- [Data to use]:
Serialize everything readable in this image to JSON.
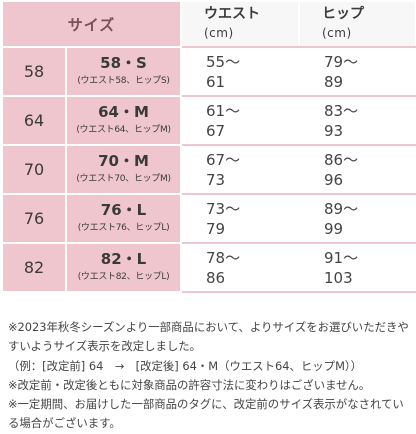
{
  "header": {
    "size": "サイズ",
    "waist": "ウエスト",
    "waist_unit": "(cm)",
    "hip": "ヒップ",
    "hip_unit": "(cm)"
  },
  "rows": [
    {
      "size": "58",
      "label": "58・S",
      "sub": "(ウエスト58、ヒップS)",
      "waist_min": "55〜",
      "waist_max": "61",
      "hip_min": "79〜",
      "hip_max": "89"
    },
    {
      "size": "64",
      "label": "64・M",
      "sub": "(ウエスト64、ヒップM)",
      "waist_min": "61〜",
      "waist_max": "67",
      "hip_min": "83〜",
      "hip_max": "93"
    },
    {
      "size": "70",
      "label": "70・M",
      "sub": "(ウエスト70、ヒップM)",
      "waist_min": "67〜",
      "waist_max": "73",
      "hip_min": "86〜",
      "hip_max": "96"
    },
    {
      "size": "76",
      "label": "76・L",
      "sub": "(ウエスト76、ヒップL)",
      "waist_min": "73〜",
      "waist_max": "79",
      "hip_min": "89〜",
      "hip_max": "99"
    },
    {
      "size": "82",
      "label": "82・L",
      "sub": "(ウエスト82、ヒップL)",
      "waist_min": "78〜",
      "waist_max": "86",
      "hip_min": "91〜",
      "hip_max": "103"
    }
  ],
  "notes": [
    "※2023年秋冬シーズンより一部商品において、よりサイズをお選びいただきやすいようサイズ表示を改定しました。",
    "（例：[改定前] 64　→　[改定後] 64・M（ウエスト64、ヒップM））",
    "※改定前・改定後ともに対象商品の許容寸法に変わりはございません。",
    "※一定期間、お届けした一部商品のタグに、改定前のサイズ表示がなされている場合がございます。"
  ],
  "colors": {
    "pink": "#f0c6ce",
    "header_gray": "#f7f7f7",
    "text": "#3a3a3a"
  }
}
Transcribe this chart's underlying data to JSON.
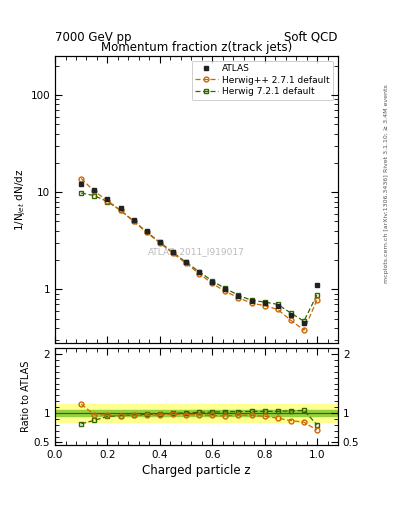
{
  "title_top_left": "7000 GeV pp",
  "title_top_right": "Soft QCD",
  "plot_title": "Momentum fraction z(track jets)",
  "xlabel": "Charged particle z",
  "ylabel_main": "1/N$_{jet}$ dN/dz",
  "ylabel_ratio": "Ratio to ATLAS",
  "watermark": "ATLAS_2011_I919017",
  "right_label_top": "Rivet 3.1.10; ≥ 3.4M events",
  "right_label_bottom": "mcplots.cern.ch [arXiv:1306.3436]",
  "atlas_z": [
    0.1,
    0.15,
    0.2,
    0.25,
    0.3,
    0.35,
    0.4,
    0.45,
    0.5,
    0.55,
    0.6,
    0.65,
    0.7,
    0.75,
    0.8,
    0.85,
    0.9,
    0.95,
    1.0
  ],
  "atlas_y": [
    12.0,
    10.5,
    8.5,
    6.8,
    5.2,
    4.0,
    3.1,
    2.4,
    1.9,
    1.5,
    1.2,
    1.0,
    0.85,
    0.75,
    0.72,
    0.68,
    0.55,
    0.45,
    1.1
  ],
  "herwigpp_z": [
    0.1,
    0.15,
    0.2,
    0.25,
    0.3,
    0.35,
    0.4,
    0.45,
    0.5,
    0.55,
    0.6,
    0.65,
    0.7,
    0.75,
    0.8,
    0.85,
    0.9,
    0.95,
    1.0
  ],
  "herwigpp_y": [
    13.8,
    10.2,
    8.2,
    6.5,
    5.0,
    3.85,
    3.0,
    2.35,
    1.85,
    1.45,
    1.15,
    0.95,
    0.82,
    0.72,
    0.68,
    0.62,
    0.48,
    0.38,
    0.78
  ],
  "herwig7_z": [
    0.1,
    0.15,
    0.2,
    0.25,
    0.3,
    0.35,
    0.4,
    0.45,
    0.5,
    0.55,
    0.6,
    0.65,
    0.7,
    0.75,
    0.8,
    0.85,
    0.9,
    0.95,
    1.0
  ],
  "herwig7_y": [
    9.8,
    9.2,
    8.0,
    6.5,
    5.05,
    3.9,
    3.05,
    2.4,
    1.9,
    1.52,
    1.22,
    1.02,
    0.87,
    0.77,
    0.74,
    0.7,
    0.57,
    0.47,
    0.88
  ],
  "herwigpp_ratio": [
    1.15,
    0.97,
    0.965,
    0.956,
    0.96,
    0.96,
    0.968,
    0.98,
    0.974,
    0.967,
    0.958,
    0.95,
    0.965,
    0.96,
    0.944,
    0.912,
    0.873,
    0.844,
    0.71
  ],
  "herwig7_ratio": [
    0.817,
    0.876,
    0.941,
    0.956,
    0.971,
    0.975,
    0.984,
    1.0,
    1.0,
    1.013,
    1.017,
    1.02,
    1.024,
    1.027,
    1.028,
    1.029,
    1.036,
    1.044,
    0.8
  ],
  "green_band_inner": [
    0.95,
    1.05
  ],
  "yellow_band_outer": [
    0.85,
    1.15
  ],
  "atlas_color": "#222222",
  "herwigpp_color": "#cc6600",
  "herwig7_color": "#336600",
  "atlas_marker": "s",
  "herwigpp_marker": "o",
  "herwig7_marker": "s",
  "ylim_main": [
    0.28,
    250
  ],
  "ylim_ratio": [
    0.45,
    2.1
  ],
  "xlim": [
    0.05,
    1.08
  ],
  "background_color": "#ffffff"
}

- [What to produce]:
Using the data above, write out every line exactly, leaving the images behind.

- [Correct result]:
Serialize everything readable in this image to JSON.
{
  "header": {
    "size": "サイズ",
    "waist": "ウエスト",
    "waist_unit": "(cm)",
    "hip": "ヒップ",
    "hip_unit": "(cm)"
  },
  "rows": [
    {
      "size": "58",
      "label": "58・S",
      "sub": "(ウエスト58、ヒップS)",
      "waist_min": "55〜",
      "waist_max": "61",
      "hip_min": "79〜",
      "hip_max": "89"
    },
    {
      "size": "64",
      "label": "64・M",
      "sub": "(ウエスト64、ヒップM)",
      "waist_min": "61〜",
      "waist_max": "67",
      "hip_min": "83〜",
      "hip_max": "93"
    },
    {
      "size": "70",
      "label": "70・M",
      "sub": "(ウエスト70、ヒップM)",
      "waist_min": "67〜",
      "waist_max": "73",
      "hip_min": "86〜",
      "hip_max": "96"
    },
    {
      "size": "76",
      "label": "76・L",
      "sub": "(ウエスト76、ヒップL)",
      "waist_min": "73〜",
      "waist_max": "79",
      "hip_min": "89〜",
      "hip_max": "99"
    },
    {
      "size": "82",
      "label": "82・L",
      "sub": "(ウエスト82、ヒップL)",
      "waist_min": "78〜",
      "waist_max": "86",
      "hip_min": "91〜",
      "hip_max": "103"
    }
  ],
  "notes": [
    "※2023年秋冬シーズンより一部商品において、よりサイズをお選びいただきやすいようサイズ表示を改定しました。",
    "（例：[改定前] 64　→　[改定後] 64・M（ウエスト64、ヒップM））",
    "※改定前・改定後ともに対象商品の許容寸法に変わりはございません。",
    "※一定期間、お届けした一部商品のタグに、改定前のサイズ表示がなされている場合がございます。"
  ],
  "colors": {
    "pink": "#f0c6ce",
    "header_gray": "#f7f7f7",
    "text": "#3a3a3a"
  }
}
Transcribe this chart's underlying data to JSON.
{
  "title_top_left": "7000 GeV pp",
  "title_top_right": "Soft QCD",
  "plot_title": "Momentum fraction z(track jets)",
  "xlabel": "Charged particle z",
  "ylabel_main": "1/N$_{jet}$ dN/dz",
  "ylabel_ratio": "Ratio to ATLAS",
  "watermark": "ATLAS_2011_I919017",
  "right_label_top": "Rivet 3.1.10; ≥ 3.4M events",
  "right_label_bottom": "mcplots.cern.ch [arXiv:1306.3436]",
  "atlas_z": [
    0.1,
    0.15,
    0.2,
    0.25,
    0.3,
    0.35,
    0.4,
    0.45,
    0.5,
    0.55,
    0.6,
    0.65,
    0.7,
    0.75,
    0.8,
    0.85,
    0.9,
    0.95,
    1.0
  ],
  "atlas_y": [
    12.0,
    10.5,
    8.5,
    6.8,
    5.2,
    4.0,
    3.1,
    2.4,
    1.9,
    1.5,
    1.2,
    1.0,
    0.85,
    0.75,
    0.72,
    0.68,
    0.55,
    0.45,
    1.1
  ],
  "herwigpp_z": [
    0.1,
    0.15,
    0.2,
    0.25,
    0.3,
    0.35,
    0.4,
    0.45,
    0.5,
    0.55,
    0.6,
    0.65,
    0.7,
    0.75,
    0.8,
    0.85,
    0.9,
    0.95,
    1.0
  ],
  "herwigpp_y": [
    13.8,
    10.2,
    8.2,
    6.5,
    5.0,
    3.85,
    3.0,
    2.35,
    1.85,
    1.45,
    1.15,
    0.95,
    0.82,
    0.72,
    0.68,
    0.62,
    0.48,
    0.38,
    0.78
  ],
  "herwig7_z": [
    0.1,
    0.15,
    0.2,
    0.25,
    0.3,
    0.35,
    0.4,
    0.45,
    0.5,
    0.55,
    0.6,
    0.65,
    0.7,
    0.75,
    0.8,
    0.85,
    0.9,
    0.95,
    1.0
  ],
  "herwig7_y": [
    9.8,
    9.2,
    8.0,
    6.5,
    5.05,
    3.9,
    3.05,
    2.4,
    1.9,
    1.52,
    1.22,
    1.02,
    0.87,
    0.77,
    0.74,
    0.7,
    0.57,
    0.47,
    0.88
  ],
  "herwigpp_ratio": [
    1.15,
    0.97,
    0.965,
    0.956,
    0.96,
    0.96,
    0.968,
    0.98,
    0.974,
    0.967,
    0.958,
    0.95,
    0.965,
    0.96,
    0.944,
    0.912,
    0.873,
    0.844,
    0.71
  ],
  "herwig7_ratio": [
    0.817,
    0.876,
    0.941,
    0.956,
    0.971,
    0.975,
    0.984,
    1.0,
    1.0,
    1.013,
    1.017,
    1.02,
    1.024,
    1.027,
    1.028,
    1.029,
    1.036,
    1.044,
    0.8
  ],
  "green_band_inner": [
    0.95,
    1.05
  ],
  "yellow_band_outer": [
    0.85,
    1.15
  ],
  "atlas_color": "#222222",
  "herwigpp_color": "#cc6600",
  "herwig7_color": "#336600",
  "atlas_marker": "s",
  "herwigpp_marker": "o",
  "herwig7_marker": "s",
  "ylim_main": [
    0.28,
    250
  ],
  "ylim_ratio": [
    0.45,
    2.1
  ],
  "xlim": [
    0.05,
    1.08
  ],
  "background_color": "#ffffff"
}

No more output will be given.